Extracted data entries:
■ ■ ■

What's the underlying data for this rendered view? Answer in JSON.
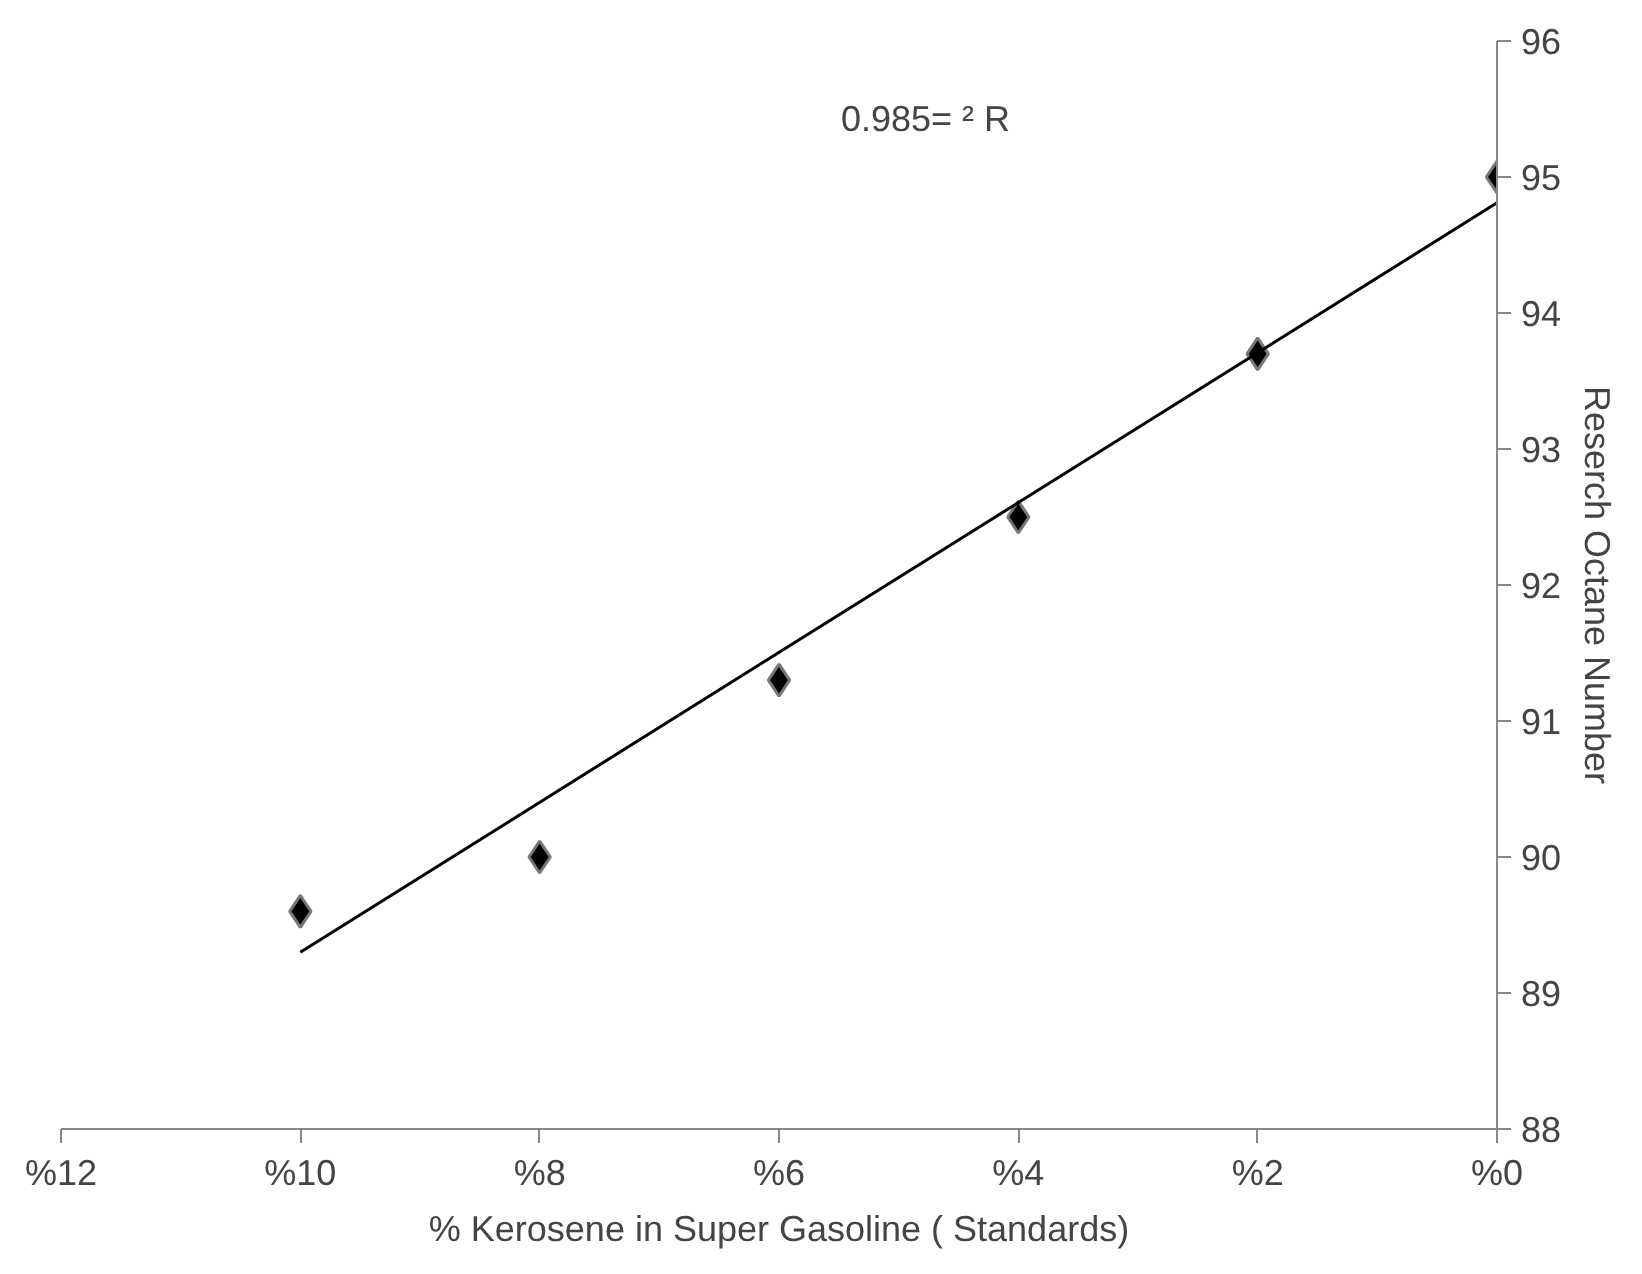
{
  "chart_data": {
    "type": "scatter",
    "xlabel": "% Kerosene in Super Gasoline ( Standards)",
    "ylabel": "Reserch Octane Number",
    "x": [
      10,
      8,
      6,
      4,
      2,
      0
    ],
    "series": [
      {
        "color": "#000000",
        "marker": "diamond",
        "values": [
          89.6,
          90.0,
          91.3,
          92.5,
          93.7,
          95.0
        ]
      },
      {
        "type": "line",
        "color": "#000000",
        "x": [
          10,
          0
        ],
        "values": [
          89.3,
          94.81
        ]
      }
    ],
    "xlim": [
      12,
      0
    ],
    "ylim": [
      88,
      96
    ],
    "xticks": [
      {
        "value": 12,
        "label": "%12"
      },
      {
        "value": 10,
        "label": "%10"
      },
      {
        "value": 8,
        "label": "%8"
      },
      {
        "value": 6,
        "label": "%6"
      },
      {
        "value": 4,
        "label": "%4"
      },
      {
        "value": 2,
        "label": "%2"
      },
      {
        "value": 0,
        "label": "%0"
      }
    ],
    "yticks": [
      88,
      89,
      90,
      91,
      92,
      93,
      94,
      95,
      96
    ],
    "annotations": [
      "0.985= ² R"
    ],
    "grid": false
  }
}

■ ■ ■

Repeat the records in full, exactly as they appear, without the pictures.

What's the underlying data for this rendered view? Answer in JSON.
{
  "chart_data": {
    "type": "scatter",
    "xlabel": "% Kerosene in Super Gasoline ( Standards)",
    "ylabel": "Reserch Octane Number",
    "x": [
      10,
      8,
      6,
      4,
      2,
      0
    ],
    "series": [
      {
        "color": "#000000",
        "marker": "diamond",
        "values": [
          89.6,
          90.0,
          91.3,
          92.5,
          93.7,
          95.0
        ]
      },
      {
        "type": "line",
        "color": "#000000",
        "x": [
          10,
          0
        ],
        "values": [
          89.3,
          94.81
        ]
      }
    ],
    "xlim": [
      12,
      0
    ],
    "ylim": [
      88,
      96
    ],
    "xticks": [
      {
        "value": 12,
        "label": "%12"
      },
      {
        "value": 10,
        "label": "%10"
      },
      {
        "value": 8,
        "label": "%8"
      },
      {
        "value": 6,
        "label": "%6"
      },
      {
        "value": 4,
        "label": "%4"
      },
      {
        "value": 2,
        "label": "%2"
      },
      {
        "value": 0,
        "label": "%0"
      }
    ],
    "yticks": [
      88,
      89,
      90,
      91,
      92,
      93,
      94,
      95,
      96
    ],
    "annotations": [
      "0.985= ² R"
    ],
    "grid": false
  }
}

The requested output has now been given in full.